##### Given data #####
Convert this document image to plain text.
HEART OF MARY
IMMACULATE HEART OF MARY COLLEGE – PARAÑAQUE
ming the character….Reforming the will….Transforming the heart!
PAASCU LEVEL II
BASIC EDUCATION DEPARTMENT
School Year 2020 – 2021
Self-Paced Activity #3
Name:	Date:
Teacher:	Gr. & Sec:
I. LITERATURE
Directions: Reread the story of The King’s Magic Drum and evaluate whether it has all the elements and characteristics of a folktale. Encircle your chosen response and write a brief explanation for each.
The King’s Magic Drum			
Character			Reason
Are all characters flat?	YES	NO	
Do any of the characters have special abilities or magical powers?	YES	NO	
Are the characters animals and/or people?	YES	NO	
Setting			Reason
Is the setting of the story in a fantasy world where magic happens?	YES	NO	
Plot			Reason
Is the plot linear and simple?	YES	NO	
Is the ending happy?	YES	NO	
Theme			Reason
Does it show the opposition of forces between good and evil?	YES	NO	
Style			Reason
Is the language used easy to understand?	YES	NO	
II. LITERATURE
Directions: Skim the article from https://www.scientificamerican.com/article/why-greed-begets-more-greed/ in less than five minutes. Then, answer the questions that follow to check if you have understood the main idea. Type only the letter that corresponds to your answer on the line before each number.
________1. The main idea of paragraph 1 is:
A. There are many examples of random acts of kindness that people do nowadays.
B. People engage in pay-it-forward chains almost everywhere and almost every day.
#####
» Goal
Return the listing above word for word.

» Response
Convert this document image to plain text.
HEART OF MARY
IMMACULATE HEART OF MARY COLLEGE – PARAÑAQUE
ming the character….Reforming the will….Transforming the heart!
PAASCU LEVEL II
BASIC EDUCATION DEPARTMENT
School Year 2020 – 2021
Self-Paced Activity #3
Name:	Date:
Teacher:	Gr. & Sec:
I. LITERATURE
Directions: Reread the story of The King’s Magic Drum and evaluate whether it has all the elements and characteristics of a folktale. Encircle your chosen response and write a brief explanation for each.
The King’s Magic Drum			
Character			Reason
Are all characters flat?	YES	NO	
Do any of the characters have special abilities or magical powers?	YES	NO	
Are the characters animals and/or people?	YES	NO	
Setting			Reason
Is the setting of the story in a fantasy world where magic happens?	YES	NO	
Plot			Reason
Is the plot linear and simple?	YES	NO	
Is the ending happy?	YES	NO	
Theme			Reason
Does it show the opposition of forces between good and evil?	YES	NO	
Style			Reason
Is the language used easy to understand?	YES	NO	
II. LITERATURE
Directions: Skim the article from https://www.scientificamerican.com/article/why-greed-begets-more-greed/ in less than five minutes. Then, answer the questions that follow to check if you have understood the main idea. Type only the letter that corresponds to your answer on the line before each number.
________1. The main idea of paragraph 1 is:
A. There are many examples of random acts of kindness that people do nowadays.
B. People engage in pay-it-forward chains almost everywhere and almost every day.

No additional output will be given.